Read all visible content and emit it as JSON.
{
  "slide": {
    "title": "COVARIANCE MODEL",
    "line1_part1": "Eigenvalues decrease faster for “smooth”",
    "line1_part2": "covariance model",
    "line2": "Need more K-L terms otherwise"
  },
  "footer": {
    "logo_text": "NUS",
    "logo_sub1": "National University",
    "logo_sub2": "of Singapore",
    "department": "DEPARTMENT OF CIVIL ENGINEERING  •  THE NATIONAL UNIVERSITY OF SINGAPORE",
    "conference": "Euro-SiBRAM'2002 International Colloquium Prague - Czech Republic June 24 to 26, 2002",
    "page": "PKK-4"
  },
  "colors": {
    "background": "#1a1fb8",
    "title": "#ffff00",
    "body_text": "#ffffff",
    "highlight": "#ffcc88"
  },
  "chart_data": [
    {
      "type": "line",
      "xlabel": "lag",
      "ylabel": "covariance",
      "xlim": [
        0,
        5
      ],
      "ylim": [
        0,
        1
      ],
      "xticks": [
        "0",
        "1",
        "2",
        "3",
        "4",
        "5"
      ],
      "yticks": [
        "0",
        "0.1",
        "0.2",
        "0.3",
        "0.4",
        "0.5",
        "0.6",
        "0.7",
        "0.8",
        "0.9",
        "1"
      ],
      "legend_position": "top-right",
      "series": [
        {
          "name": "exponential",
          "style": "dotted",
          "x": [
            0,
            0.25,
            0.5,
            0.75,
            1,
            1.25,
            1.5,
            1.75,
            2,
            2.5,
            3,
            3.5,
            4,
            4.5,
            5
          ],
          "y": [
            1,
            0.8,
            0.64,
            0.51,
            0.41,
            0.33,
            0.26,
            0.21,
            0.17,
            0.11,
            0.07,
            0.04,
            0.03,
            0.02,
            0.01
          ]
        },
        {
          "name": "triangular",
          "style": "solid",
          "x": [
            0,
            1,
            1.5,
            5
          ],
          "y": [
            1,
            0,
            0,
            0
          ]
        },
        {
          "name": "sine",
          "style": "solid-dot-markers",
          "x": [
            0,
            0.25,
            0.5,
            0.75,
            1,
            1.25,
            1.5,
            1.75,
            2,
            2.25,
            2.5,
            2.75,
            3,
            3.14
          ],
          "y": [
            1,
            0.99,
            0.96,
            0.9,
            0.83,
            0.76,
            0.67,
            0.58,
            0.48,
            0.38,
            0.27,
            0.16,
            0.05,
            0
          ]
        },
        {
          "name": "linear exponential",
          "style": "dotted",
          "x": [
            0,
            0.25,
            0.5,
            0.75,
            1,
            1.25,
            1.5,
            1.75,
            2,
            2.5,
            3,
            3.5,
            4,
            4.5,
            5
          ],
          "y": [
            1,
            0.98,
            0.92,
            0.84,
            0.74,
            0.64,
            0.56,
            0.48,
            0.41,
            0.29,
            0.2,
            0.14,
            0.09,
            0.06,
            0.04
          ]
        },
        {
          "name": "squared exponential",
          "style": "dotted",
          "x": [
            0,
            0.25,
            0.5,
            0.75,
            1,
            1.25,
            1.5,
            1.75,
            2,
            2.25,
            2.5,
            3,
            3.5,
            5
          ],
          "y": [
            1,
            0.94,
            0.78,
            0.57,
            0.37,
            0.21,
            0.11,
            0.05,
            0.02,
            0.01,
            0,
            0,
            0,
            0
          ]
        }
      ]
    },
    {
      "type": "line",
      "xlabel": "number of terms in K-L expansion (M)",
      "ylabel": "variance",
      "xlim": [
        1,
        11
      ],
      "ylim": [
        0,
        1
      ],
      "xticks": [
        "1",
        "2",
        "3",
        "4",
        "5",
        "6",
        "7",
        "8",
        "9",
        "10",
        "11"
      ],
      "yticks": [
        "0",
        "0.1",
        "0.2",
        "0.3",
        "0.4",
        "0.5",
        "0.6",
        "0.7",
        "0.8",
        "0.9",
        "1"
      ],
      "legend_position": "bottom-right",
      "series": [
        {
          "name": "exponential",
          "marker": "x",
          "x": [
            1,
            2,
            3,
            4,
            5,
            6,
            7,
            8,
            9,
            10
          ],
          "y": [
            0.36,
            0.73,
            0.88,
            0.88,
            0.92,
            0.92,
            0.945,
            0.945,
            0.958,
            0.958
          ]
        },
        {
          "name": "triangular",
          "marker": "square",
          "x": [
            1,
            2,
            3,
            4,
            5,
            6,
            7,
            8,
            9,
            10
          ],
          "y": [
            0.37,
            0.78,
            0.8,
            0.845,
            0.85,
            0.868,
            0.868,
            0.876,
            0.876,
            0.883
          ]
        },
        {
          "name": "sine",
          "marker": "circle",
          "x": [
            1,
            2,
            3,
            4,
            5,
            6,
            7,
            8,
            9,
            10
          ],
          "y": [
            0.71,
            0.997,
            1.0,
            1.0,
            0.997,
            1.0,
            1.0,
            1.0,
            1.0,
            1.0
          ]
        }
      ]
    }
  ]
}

+ + + +

Repeat the entries shown above, every one, word for word.

Read all visible content and emit it as JSON.
{
  "slide": {
    "title": "COVARIANCE MODEL",
    "line1_part1": "Eigenvalues decrease faster for “smooth”",
    "line1_part2": "covariance model",
    "line2": "Need more K-L terms otherwise"
  },
  "footer": {
    "logo_text": "NUS",
    "logo_sub1": "National University",
    "logo_sub2": "of Singapore",
    "department": "DEPARTMENT OF CIVIL ENGINEERING  •  THE NATIONAL UNIVERSITY OF SINGAPORE",
    "conference": "Euro-SiBRAM'2002 International Colloquium Prague - Czech Republic June 24 to 26, 2002",
    "page": "PKK-4"
  },
  "colors": {
    "background": "#1a1fb8",
    "title": "#ffff00",
    "body_text": "#ffffff",
    "highlight": "#ffcc88"
  },
  "chart_data": [
    {
      "type": "line",
      "xlabel": "lag",
      "ylabel": "covariance",
      "xlim": [
        0,
        5
      ],
      "ylim": [
        0,
        1
      ],
      "xticks": [
        "0",
        "1",
        "2",
        "3",
        "4",
        "5"
      ],
      "yticks": [
        "0",
        "0.1",
        "0.2",
        "0.3",
        "0.4",
        "0.5",
        "0.6",
        "0.7",
        "0.8",
        "0.9",
        "1"
      ],
      "legend_position": "top-right",
      "series": [
        {
          "name": "exponential",
          "style": "dotted",
          "x": [
            0,
            0.25,
            0.5,
            0.75,
            1,
            1.25,
            1.5,
            1.75,
            2,
            2.5,
            3,
            3.5,
            4,
            4.5,
            5
          ],
          "y": [
            1,
            0.8,
            0.64,
            0.51,
            0.41,
            0.33,
            0.26,
            0.21,
            0.17,
            0.11,
            0.07,
            0.04,
            0.03,
            0.02,
            0.01
          ]
        },
        {
          "name": "triangular",
          "style": "solid",
          "x": [
            0,
            1,
            1.5,
            5
          ],
          "y": [
            1,
            0,
            0,
            0
          ]
        },
        {
          "name": "sine",
          "style": "solid-dot-markers",
          "x": [
            0,
            0.25,
            0.5,
            0.75,
            1,
            1.25,
            1.5,
            1.75,
            2,
            2.25,
            2.5,
            2.75,
            3,
            3.14
          ],
          "y": [
            1,
            0.99,
            0.96,
            0.9,
            0.83,
            0.76,
            0.67,
            0.58,
            0.48,
            0.38,
            0.27,
            0.16,
            0.05,
            0
          ]
        },
        {
          "name": "linear exponential",
          "style": "dotted",
          "x": [
            0,
            0.25,
            0.5,
            0.75,
            1,
            1.25,
            1.5,
            1.75,
            2,
            2.5,
            3,
            3.5,
            4,
            4.5,
            5
          ],
          "y": [
            1,
            0.98,
            0.92,
            0.84,
            0.74,
            0.64,
            0.56,
            0.48,
            0.41,
            0.29,
            0.2,
            0.14,
            0.09,
            0.06,
            0.04
          ]
        },
        {
          "name": "squared exponential",
          "style": "dotted",
          "x": [
            0,
            0.25,
            0.5,
            0.75,
            1,
            1.25,
            1.5,
            1.75,
            2,
            2.25,
            2.5,
            3,
            3.5,
            5
          ],
          "y": [
            1,
            0.94,
            0.78,
            0.57,
            0.37,
            0.21,
            0.11,
            0.05,
            0.02,
            0.01,
            0,
            0,
            0,
            0
          ]
        }
      ]
    },
    {
      "type": "line",
      "xlabel": "number of terms in K-L expansion (M)",
      "ylabel": "variance",
      "xlim": [
        1,
        11
      ],
      "ylim": [
        0,
        1
      ],
      "xticks": [
        "1",
        "2",
        "3",
        "4",
        "5",
        "6",
        "7",
        "8",
        "9",
        "10",
        "11"
      ],
      "yticks": [
        "0",
        "0.1",
        "0.2",
        "0.3",
        "0.4",
        "0.5",
        "0.6",
        "0.7",
        "0.8",
        "0.9",
        "1"
      ],
      "legend_position": "bottom-right",
      "series": [
        {
          "name": "exponential",
          "marker": "x",
          "x": [
            1,
            2,
            3,
            4,
            5,
            6,
            7,
            8,
            9,
            10
          ],
          "y": [
            0.36,
            0.73,
            0.88,
            0.88,
            0.92,
            0.92,
            0.945,
            0.945,
            0.958,
            0.958
          ]
        },
        {
          "name": "triangular",
          "marker": "square",
          "x": [
            1,
            2,
            3,
            4,
            5,
            6,
            7,
            8,
            9,
            10
          ],
          "y": [
            0.37,
            0.78,
            0.8,
            0.845,
            0.85,
            0.868,
            0.868,
            0.876,
            0.876,
            0.883
          ]
        },
        {
          "name": "sine",
          "marker": "circle",
          "x": [
            1,
            2,
            3,
            4,
            5,
            6,
            7,
            8,
            9,
            10
          ],
          "y": [
            0.71,
            0.997,
            1.0,
            1.0,
            0.997,
            1.0,
            1.0,
            1.0,
            1.0,
            1.0
          ]
        }
      ]
    }
  ]
}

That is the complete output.